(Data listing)
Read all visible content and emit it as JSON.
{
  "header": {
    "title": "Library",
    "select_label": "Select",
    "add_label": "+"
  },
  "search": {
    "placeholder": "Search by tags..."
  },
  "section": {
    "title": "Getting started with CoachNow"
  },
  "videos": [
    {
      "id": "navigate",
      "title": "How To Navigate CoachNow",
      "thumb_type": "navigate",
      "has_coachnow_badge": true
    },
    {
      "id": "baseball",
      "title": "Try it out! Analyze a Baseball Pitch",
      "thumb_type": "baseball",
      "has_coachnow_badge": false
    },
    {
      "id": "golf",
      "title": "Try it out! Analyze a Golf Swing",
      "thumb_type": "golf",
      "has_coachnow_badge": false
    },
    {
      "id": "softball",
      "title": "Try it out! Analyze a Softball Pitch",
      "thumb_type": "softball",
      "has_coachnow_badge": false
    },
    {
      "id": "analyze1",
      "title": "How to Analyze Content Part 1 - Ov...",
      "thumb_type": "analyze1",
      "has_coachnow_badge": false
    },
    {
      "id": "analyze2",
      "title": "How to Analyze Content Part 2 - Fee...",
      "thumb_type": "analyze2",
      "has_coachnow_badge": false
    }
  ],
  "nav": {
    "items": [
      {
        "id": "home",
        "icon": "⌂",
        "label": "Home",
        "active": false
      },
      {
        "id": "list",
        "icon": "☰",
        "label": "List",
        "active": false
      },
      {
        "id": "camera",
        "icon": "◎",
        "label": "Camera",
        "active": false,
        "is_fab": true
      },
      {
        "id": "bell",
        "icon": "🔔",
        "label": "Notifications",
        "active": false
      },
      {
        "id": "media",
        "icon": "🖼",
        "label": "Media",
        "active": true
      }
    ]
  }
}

▶ **WRITTEN INSTRUCTION**
Retype every record above exactly as written.

▶ **THE RESPONSE**
Read all visible content and emit it as JSON.
{
  "header": {
    "title": "Library",
    "select_label": "Select",
    "add_label": "+"
  },
  "search": {
    "placeholder": "Search by tags..."
  },
  "section": {
    "title": "Getting started with CoachNow"
  },
  "videos": [
    {
      "id": "navigate",
      "title": "How To Navigate CoachNow",
      "thumb_type": "navigate",
      "has_coachnow_badge": true
    },
    {
      "id": "baseball",
      "title": "Try it out! Analyze a Baseball Pitch",
      "thumb_type": "baseball",
      "has_coachnow_badge": false
    },
    {
      "id": "golf",
      "title": "Try it out! Analyze a Golf Swing",
      "thumb_type": "golf",
      "has_coachnow_badge": false
    },
    {
      "id": "softball",
      "title": "Try it out! Analyze a Softball Pitch",
      "thumb_type": "softball",
      "has_coachnow_badge": false
    },
    {
      "id": "analyze1",
      "title": "How to Analyze Content Part 1 - Ov...",
      "thumb_type": "analyze1",
      "has_coachnow_badge": false
    },
    {
      "id": "analyze2",
      "title": "How to Analyze Content Part 2 - Fee...",
      "thumb_type": "analyze2",
      "has_coachnow_badge": false
    }
  ],
  "nav": {
    "items": [
      {
        "id": "home",
        "icon": "⌂",
        "label": "Home",
        "active": false
      },
      {
        "id": "list",
        "icon": "☰",
        "label": "List",
        "active": false
      },
      {
        "id": "camera",
        "icon": "◎",
        "label": "Camera",
        "active": false,
        "is_fab": true
      },
      {
        "id": "bell",
        "icon": "🔔",
        "label": "Notifications",
        "active": false
      },
      {
        "id": "media",
        "icon": "🖼",
        "label": "Media",
        "active": true
      }
    ]
  }
}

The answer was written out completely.